### AIM OF THE EXERCISE
Return the entries below in their exact form, leaving the pictures out.

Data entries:

## START

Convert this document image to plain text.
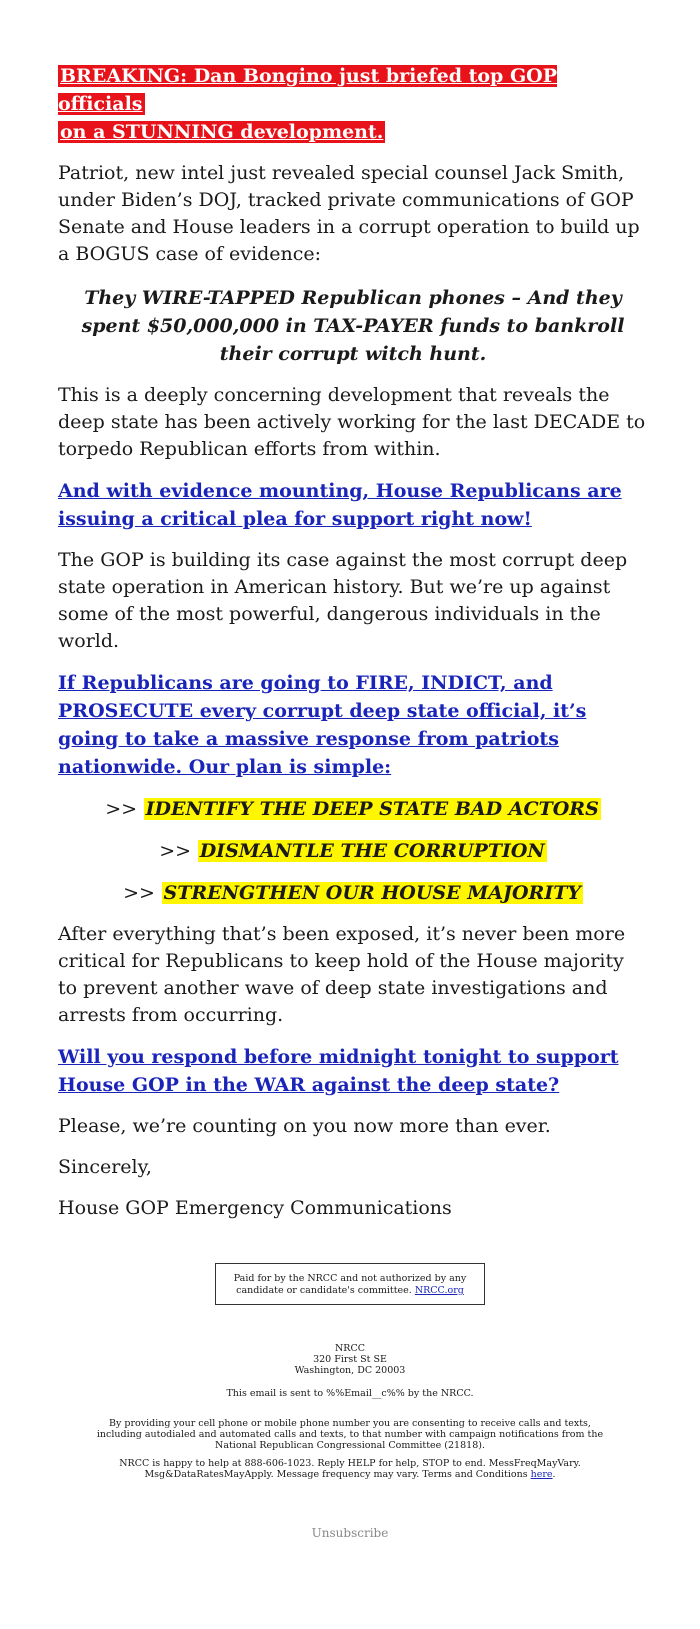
BREAKING: Dan Bongino just briefed top GOP officials
on a STUNNING development.

Patriot, new intel just revealed special counsel Jack Smith, under Biden’s DOJ, tracked private communications of GOP Senate and House leaders in a corrupt operation to build up a BOGUS case of evidence:

They WIRE-TAPPED Republican phones – And they spent $50,000,000 in TAX-PAYER funds to bankroll their corrupt witch hunt.

This is a deeply concerning development that reveals the deep state has been actively working for the last DECADE to torpedo Republican efforts from within.

And with evidence mounting, House Republicans are issuing a critical plea for support right now!

The GOP is building its case against the most corrupt deep state operation in American history. But we’re up against some of the most powerful, dangerous individuals in the world.

If Republicans are going to FIRE, INDICT, and PROSECUTE every corrupt deep state official, it’s going to take a massive response from patriots nationwide. Our plan is simple:

>> IDENTIFY THE DEEP STATE BAD ACTORS

>> DISMANTLE THE CORRUPTION

>> STRENGTHEN OUR HOUSE MAJORITY

After everything that’s been exposed, it’s never been more critical for Republicans to keep hold of the House majority to prevent another wave of deep state investigations and arrests from occurring.

Will you respond before midnight tonight to support House GOP in the WAR against the deep state?

Please, we’re counting on you now more than ever.

Sincerely,

House GOP Emergency Communications

Paid for by the NRCC and not authorized by any candidate or candidate's committee. NRCC.org
NRCC
320 First St SE
Washington, DC 20003
This email is sent to %%Email__c%% by the NRCC.
By providing your cell phone or mobile phone number you are consenting to receive calls and texts, including autodialed and automated calls and texts, to that number with campaign notifications from the National Republican Congressional Committee (21818).
NRCC is happy to help at 888-606-1023. Reply HELP for help, STOP to end. MessFreqMayVary. Msg&DataRatesMayApply. Message frequency may vary. Terms and Conditions here.
Unsubscribe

## END

### OUTPUT FOR THIS EXERCISE
Convert this document image to plain text.
BREAKING: Dan Bongino just briefed top GOP officials
on a STUNNING development.

Patriot, new intel just revealed special counsel Jack Smith, under Biden’s DOJ, tracked private communications of GOP Senate and House leaders in a corrupt operation to build up a BOGUS case of evidence:

They WIRE-TAPPED Republican phones – And they spent $50,000,000 in TAX-PAYER funds to bankroll their corrupt witch hunt.

This is a deeply concerning development that reveals the deep state has been actively working for the last DECADE to torpedo Republican efforts from within.

And with evidence mounting, House Republicans are issuing a critical plea for support right now!

The GOP is building its case against the most corrupt deep state operation in American history. But we’re up against some of the most powerful, dangerous individuals in the world.

If Republicans are going to FIRE, INDICT, and PROSECUTE every corrupt deep state official, it’s going to take a massive response from patriots nationwide. Our plan is simple:

>> IDENTIFY THE DEEP STATE BAD ACTORS

>> DISMANTLE THE CORRUPTION

>> STRENGTHEN OUR HOUSE MAJORITY

After everything that’s been exposed, it’s never been more critical for Republicans to keep hold of the House majority to prevent another wave of deep state investigations and arrests from occurring.

Will you respond before midnight tonight to support House GOP in the WAR against the deep state?

Please, we’re counting on you now more than ever.

Sincerely,

House GOP Emergency Communications

Paid for by the NRCC and not authorized by any candidate or candidate's committee. NRCC.org
NRCC
320 First St SE
Washington, DC 20003
This email is sent to %%Email__c%% by the NRCC.
By providing your cell phone or mobile phone number you are consenting to receive calls and texts, including autodialed and automated calls and texts, to that number with campaign notifications from the National Republican Congressional Committee (21818).
NRCC is happy to help at 888-606-1023. Reply HELP for help, STOP to end. MessFreqMayVary. Msg&DataRatesMayApply. Message frequency may vary. Terms and Conditions here.
Unsubscribe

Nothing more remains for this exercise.